- **Directive**: Take the data that follows and retype it word for word.

* START Dataset content *

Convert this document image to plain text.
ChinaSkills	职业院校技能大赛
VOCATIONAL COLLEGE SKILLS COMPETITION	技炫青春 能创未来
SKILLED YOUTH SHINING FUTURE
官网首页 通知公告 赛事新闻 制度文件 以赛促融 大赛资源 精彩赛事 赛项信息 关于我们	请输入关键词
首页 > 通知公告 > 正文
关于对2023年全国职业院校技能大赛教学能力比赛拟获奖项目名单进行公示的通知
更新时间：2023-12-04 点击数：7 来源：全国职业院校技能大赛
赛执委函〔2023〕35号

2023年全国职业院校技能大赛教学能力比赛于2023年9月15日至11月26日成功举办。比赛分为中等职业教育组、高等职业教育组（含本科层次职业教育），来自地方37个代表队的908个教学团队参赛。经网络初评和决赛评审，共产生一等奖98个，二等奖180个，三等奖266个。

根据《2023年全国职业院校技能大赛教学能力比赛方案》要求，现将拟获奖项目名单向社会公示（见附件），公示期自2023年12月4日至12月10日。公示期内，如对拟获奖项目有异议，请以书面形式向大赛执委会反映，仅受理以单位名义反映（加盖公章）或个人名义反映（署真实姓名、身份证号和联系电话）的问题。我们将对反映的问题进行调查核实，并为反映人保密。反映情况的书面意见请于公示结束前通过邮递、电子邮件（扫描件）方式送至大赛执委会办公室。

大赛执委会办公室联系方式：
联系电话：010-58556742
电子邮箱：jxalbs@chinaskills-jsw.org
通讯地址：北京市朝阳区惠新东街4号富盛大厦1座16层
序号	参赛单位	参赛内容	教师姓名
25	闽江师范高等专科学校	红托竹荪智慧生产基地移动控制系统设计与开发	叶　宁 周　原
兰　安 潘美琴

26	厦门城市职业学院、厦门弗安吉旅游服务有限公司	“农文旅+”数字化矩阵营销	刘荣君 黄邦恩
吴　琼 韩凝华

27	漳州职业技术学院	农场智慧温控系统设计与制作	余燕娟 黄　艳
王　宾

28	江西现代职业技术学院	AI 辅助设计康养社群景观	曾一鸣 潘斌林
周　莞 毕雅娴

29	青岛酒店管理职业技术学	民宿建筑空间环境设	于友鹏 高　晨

* END Dataset content *

- **Written response**:
Convert this document image to plain text.
ChinaSkills	职业院校技能大赛
VOCATIONAL COLLEGE SKILLS COMPETITION	技炫青春 能创未来
SKILLED YOUTH SHINING FUTURE
官网首页 通知公告 赛事新闻 制度文件 以赛促融 大赛资源 精彩赛事 赛项信息 关于我们	请输入关键词
首页 > 通知公告 > 正文
关于对2023年全国职业院校技能大赛教学能力比赛拟获奖项目名单进行公示的通知
更新时间：2023-12-04 点击数：7 来源：全国职业院校技能大赛
赛执委函〔2023〕35号

2023年全国职业院校技能大赛教学能力比赛于2023年9月15日至11月26日成功举办。比赛分为中等职业教育组、高等职业教育组（含本科层次职业教育），来自地方37个代表队的908个教学团队参赛。经网络初评和决赛评审，共产生一等奖98个，二等奖180个，三等奖266个。

根据《2023年全国职业院校技能大赛教学能力比赛方案》要求，现将拟获奖项目名单向社会公示（见附件），公示期自2023年12月4日至12月10日。公示期内，如对拟获奖项目有异议，请以书面形式向大赛执委会反映，仅受理以单位名义反映（加盖公章）或个人名义反映（署真实姓名、身份证号和联系电话）的问题。我们将对反映的问题进行调查核实，并为反映人保密。反映情况的书面意见请于公示结束前通过邮递、电子邮件（扫描件）方式送至大赛执委会办公室。

大赛执委会办公室联系方式：
联系电话：010-58556742
电子邮箱：jxalbs@chinaskills-jsw.org
通讯地址：北京市朝阳区惠新东街4号富盛大厦1座16层
序号	参赛单位	参赛内容	教师姓名
25	闽江师范高等专科学校	红托竹荪智慧生产基地移动控制系统设计与开发	叶　宁 周　原
兰　安 潘美琴

26	厦门城市职业学院、厦门弗安吉旅游服务有限公司	“农文旅+”数字化矩阵营销	刘荣君 黄邦恩
吴　琼 韩凝华

27	漳州职业技术学院	农场智慧温控系统设计与制作	余燕娟 黄　艳
王　宾

28	江西现代职业技术学院	AI 辅助设计康养社群景观	曾一鸣 潘斌林
周　莞 毕雅娴

29	青岛酒店管理职业技术学	民宿建筑空间环境设	于友鹏 高　晨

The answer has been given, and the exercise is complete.